- [Aim]: Copy the material that follows word for word and omit its pictures.
..........
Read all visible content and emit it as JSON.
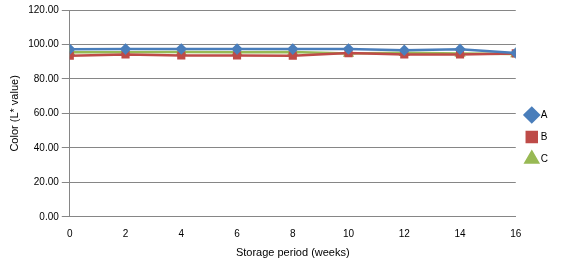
{
  "chart_data": {
    "type": "line",
    "x_label": "Storage period (weeks)",
    "y_label": "Color (L* value)",
    "categories": [
      "0",
      "2",
      "4",
      "6",
      "8",
      "10",
      "12",
      "14",
      "16"
    ],
    "series": [
      {
        "name": "A",
        "color": "#4a7ebb",
        "marker": "diamond",
        "values": [
          97.2,
          97.3,
          97.4,
          97.3,
          97.3,
          97.4,
          96.6,
          97.2,
          95.0
        ]
      },
      {
        "name": "B",
        "color": "#be4b48",
        "marker": "square",
        "values": [
          93.5,
          94.2,
          93.6,
          93.6,
          93.5,
          95.0,
          94.2,
          94.2,
          94.8
        ]
      },
      {
        "name": "C",
        "color": "#98b954",
        "marker": "triangle",
        "values": [
          95.5,
          95.5,
          95.6,
          95.5,
          95.6,
          94.8,
          95.2,
          94.8,
          94.4
        ]
      }
    ],
    "ylim": [
      0,
      120
    ],
    "yticks": [
      {
        "value": 0,
        "label": "0.00"
      },
      {
        "value": 20,
        "label": "20.00"
      },
      {
        "value": 40,
        "label": "40.00"
      },
      {
        "value": 60,
        "label": "60.00"
      },
      {
        "value": 80,
        "label": "80.00"
      },
      {
        "value": 100,
        "label": "100.00"
      },
      {
        "value": 120,
        "label": "120.00"
      }
    ],
    "grid": true,
    "legend": "right"
  }
}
..........
- [Correct result]:
Read all visible content and emit it as JSON.
{
  "chart_data": {
    "type": "line",
    "x_label": "Storage period (weeks)",
    "y_label": "Color (L* value)",
    "categories": [
      "0",
      "2",
      "4",
      "6",
      "8",
      "10",
      "12",
      "14",
      "16"
    ],
    "series": [
      {
        "name": "A",
        "color": "#4a7ebb",
        "marker": "diamond",
        "values": [
          97.2,
          97.3,
          97.4,
          97.3,
          97.3,
          97.4,
          96.6,
          97.2,
          95.0
        ]
      },
      {
        "name": "B",
        "color": "#be4b48",
        "marker": "square",
        "values": [
          93.5,
          94.2,
          93.6,
          93.6,
          93.5,
          95.0,
          94.2,
          94.2,
          94.8
        ]
      },
      {
        "name": "C",
        "color": "#98b954",
        "marker": "triangle",
        "values": [
          95.5,
          95.5,
          95.6,
          95.5,
          95.6,
          94.8,
          95.2,
          94.8,
          94.4
        ]
      }
    ],
    "ylim": [
      0,
      120
    ],
    "yticks": [
      {
        "value": 0,
        "label": "0.00"
      },
      {
        "value": 20,
        "label": "20.00"
      },
      {
        "value": 40,
        "label": "40.00"
      },
      {
        "value": 60,
        "label": "60.00"
      },
      {
        "value": 80,
        "label": "80.00"
      },
      {
        "value": 100,
        "label": "100.00"
      },
      {
        "value": 120,
        "label": "120.00"
      }
    ],
    "grid": true,
    "legend": "right"
  }
}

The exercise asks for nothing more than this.